[Begin Extracted entries]
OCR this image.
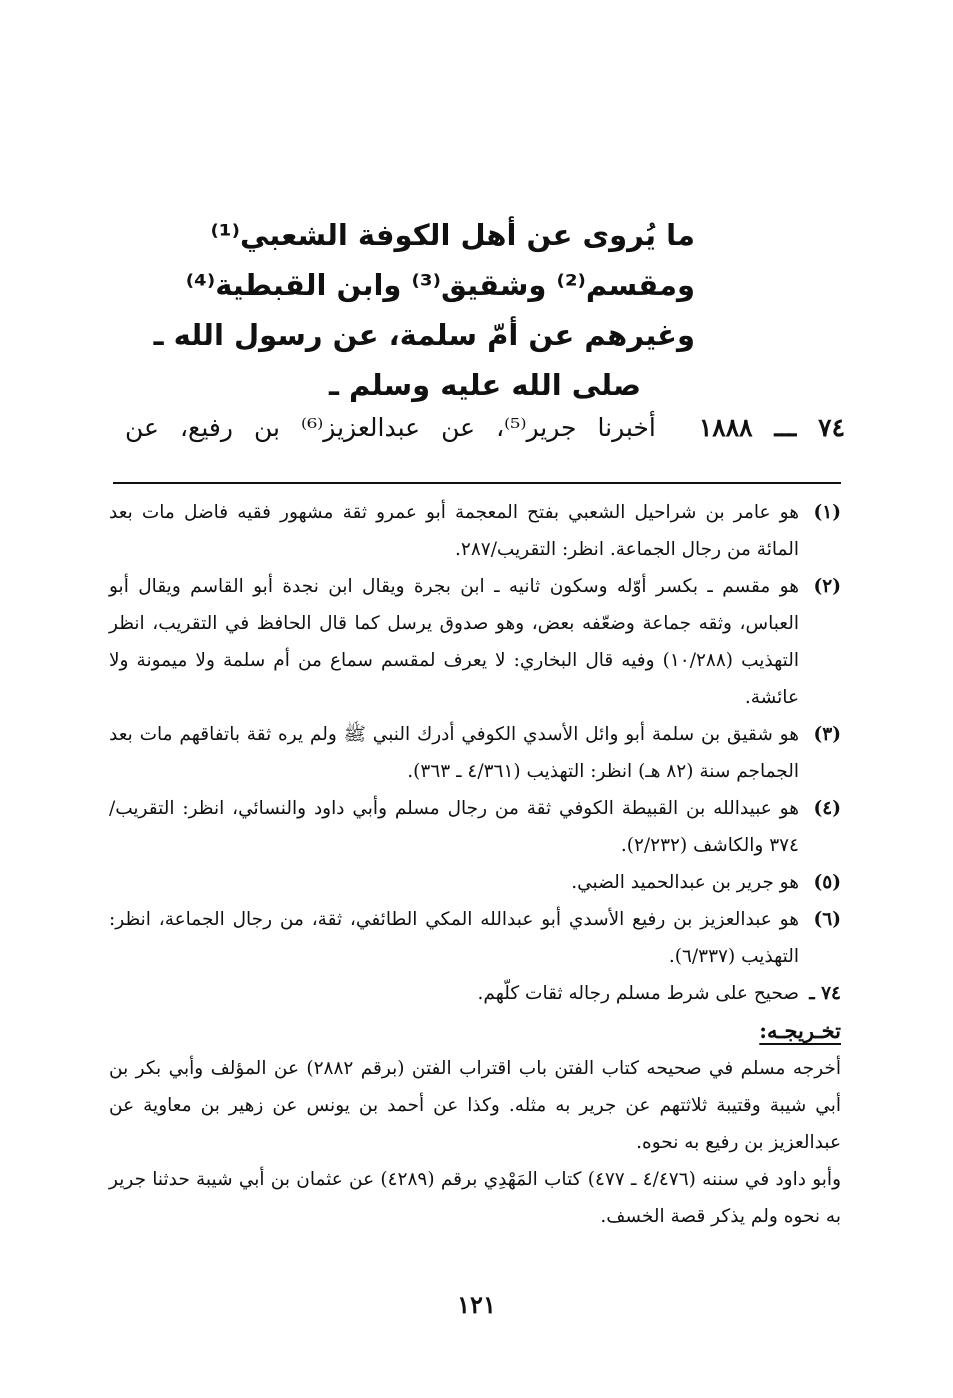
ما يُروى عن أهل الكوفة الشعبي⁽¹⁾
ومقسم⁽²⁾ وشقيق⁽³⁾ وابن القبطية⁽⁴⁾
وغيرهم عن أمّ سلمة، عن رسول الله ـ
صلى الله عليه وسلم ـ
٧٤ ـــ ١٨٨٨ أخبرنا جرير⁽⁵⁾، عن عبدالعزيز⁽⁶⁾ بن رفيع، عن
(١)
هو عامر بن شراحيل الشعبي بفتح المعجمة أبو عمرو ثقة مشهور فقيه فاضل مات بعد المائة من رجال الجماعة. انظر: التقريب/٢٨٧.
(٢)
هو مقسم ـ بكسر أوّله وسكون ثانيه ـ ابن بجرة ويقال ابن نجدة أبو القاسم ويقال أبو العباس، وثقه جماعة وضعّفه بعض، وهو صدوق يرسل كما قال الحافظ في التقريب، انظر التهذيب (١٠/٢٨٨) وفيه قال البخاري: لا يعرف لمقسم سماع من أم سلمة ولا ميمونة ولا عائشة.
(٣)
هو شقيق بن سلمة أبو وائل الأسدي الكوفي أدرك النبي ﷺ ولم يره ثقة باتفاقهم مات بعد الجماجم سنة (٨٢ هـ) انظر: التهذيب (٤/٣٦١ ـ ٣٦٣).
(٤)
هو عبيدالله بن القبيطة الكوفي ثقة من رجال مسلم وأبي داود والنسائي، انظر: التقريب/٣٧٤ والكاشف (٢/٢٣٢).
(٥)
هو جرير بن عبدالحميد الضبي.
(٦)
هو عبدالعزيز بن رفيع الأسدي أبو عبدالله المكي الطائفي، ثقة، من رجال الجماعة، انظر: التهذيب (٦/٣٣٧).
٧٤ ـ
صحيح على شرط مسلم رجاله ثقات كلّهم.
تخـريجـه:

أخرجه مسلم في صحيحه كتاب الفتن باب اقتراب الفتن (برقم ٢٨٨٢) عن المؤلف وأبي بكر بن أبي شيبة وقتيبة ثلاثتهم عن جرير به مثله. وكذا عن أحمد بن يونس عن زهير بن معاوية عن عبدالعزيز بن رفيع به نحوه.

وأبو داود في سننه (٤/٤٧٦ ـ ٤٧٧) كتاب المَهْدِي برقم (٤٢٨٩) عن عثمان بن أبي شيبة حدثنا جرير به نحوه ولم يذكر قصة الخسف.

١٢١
[End Extracted entries]
[Begin Extracted entries]
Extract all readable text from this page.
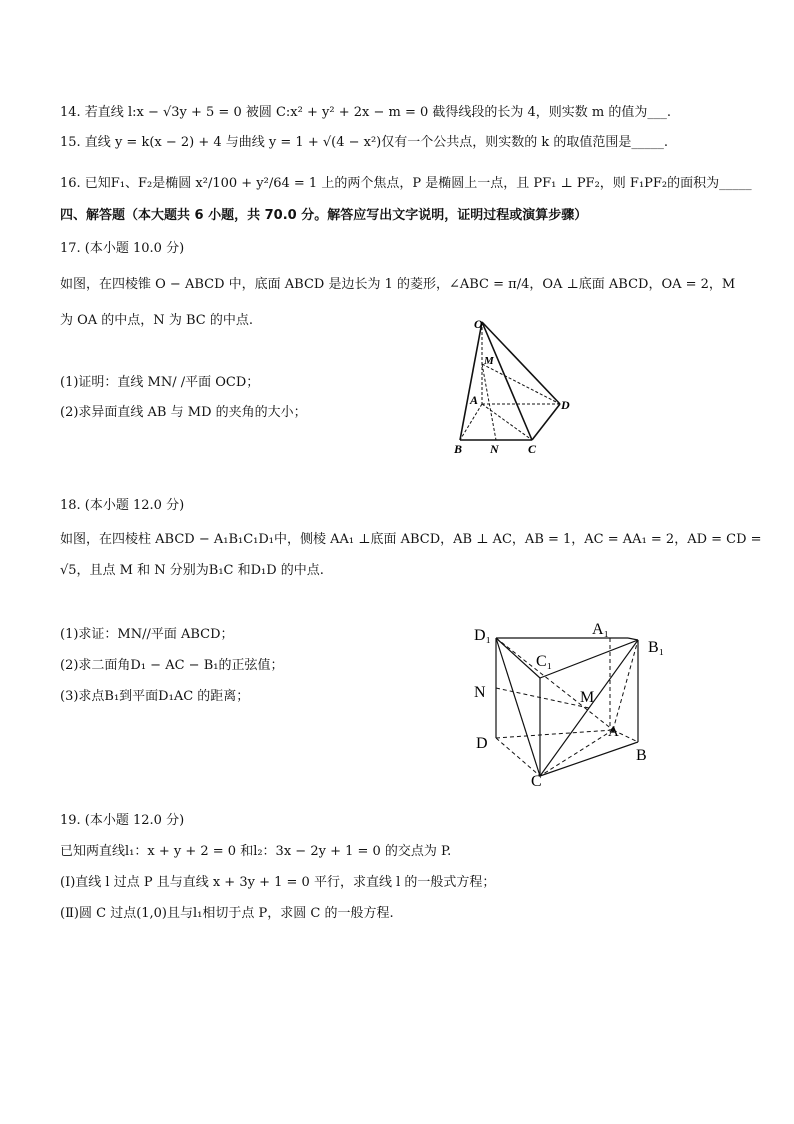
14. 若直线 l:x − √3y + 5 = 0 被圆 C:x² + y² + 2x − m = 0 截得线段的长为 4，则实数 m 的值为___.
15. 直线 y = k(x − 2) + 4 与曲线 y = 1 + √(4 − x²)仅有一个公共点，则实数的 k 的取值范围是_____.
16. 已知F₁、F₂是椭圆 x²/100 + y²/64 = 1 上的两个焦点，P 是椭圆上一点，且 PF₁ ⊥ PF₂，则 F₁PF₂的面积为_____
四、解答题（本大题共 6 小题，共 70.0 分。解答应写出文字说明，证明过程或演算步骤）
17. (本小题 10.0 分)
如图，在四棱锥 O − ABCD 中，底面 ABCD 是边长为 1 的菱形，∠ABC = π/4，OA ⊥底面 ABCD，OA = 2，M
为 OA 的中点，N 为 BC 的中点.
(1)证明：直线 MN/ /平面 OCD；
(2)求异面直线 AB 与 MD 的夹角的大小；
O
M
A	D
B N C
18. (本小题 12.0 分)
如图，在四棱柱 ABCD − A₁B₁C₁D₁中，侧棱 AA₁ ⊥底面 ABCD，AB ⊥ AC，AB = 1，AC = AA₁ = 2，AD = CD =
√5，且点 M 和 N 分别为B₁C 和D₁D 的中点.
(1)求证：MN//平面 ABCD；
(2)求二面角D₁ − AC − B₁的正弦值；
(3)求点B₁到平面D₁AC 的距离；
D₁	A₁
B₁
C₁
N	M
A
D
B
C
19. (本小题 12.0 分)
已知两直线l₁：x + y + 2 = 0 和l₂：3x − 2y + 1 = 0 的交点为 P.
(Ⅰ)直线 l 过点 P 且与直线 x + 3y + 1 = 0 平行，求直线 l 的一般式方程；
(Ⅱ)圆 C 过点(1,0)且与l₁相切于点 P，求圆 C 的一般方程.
[End Extracted entries]
[Begin Extracted entries]
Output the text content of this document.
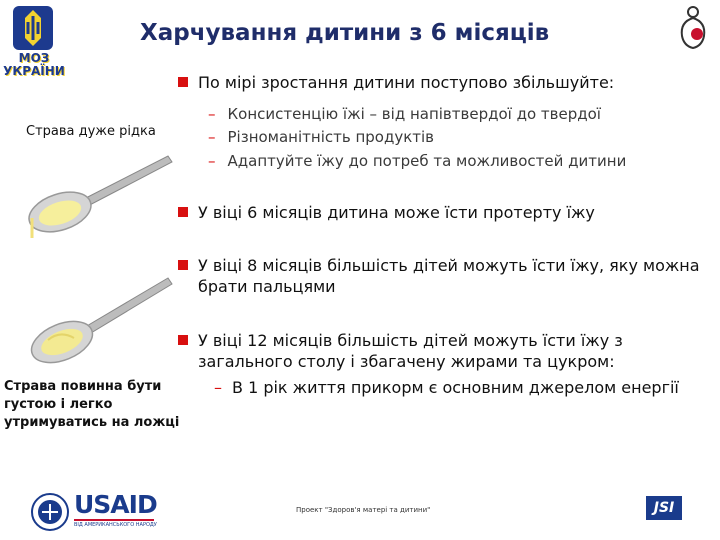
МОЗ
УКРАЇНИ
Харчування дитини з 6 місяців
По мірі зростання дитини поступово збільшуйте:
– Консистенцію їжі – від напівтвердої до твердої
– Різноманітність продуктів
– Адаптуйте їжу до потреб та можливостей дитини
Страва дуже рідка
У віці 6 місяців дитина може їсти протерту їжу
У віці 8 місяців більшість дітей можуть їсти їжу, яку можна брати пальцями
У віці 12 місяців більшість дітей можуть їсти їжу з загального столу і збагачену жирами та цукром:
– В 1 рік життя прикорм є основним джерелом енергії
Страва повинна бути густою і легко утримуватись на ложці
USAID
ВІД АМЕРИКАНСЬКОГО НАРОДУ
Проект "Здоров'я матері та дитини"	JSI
[End Extracted entries]
> [What you are asked to do]: Work out how many lines of the listing above include the word "داود". Report only the number.

> [Solution for this exercise]: 2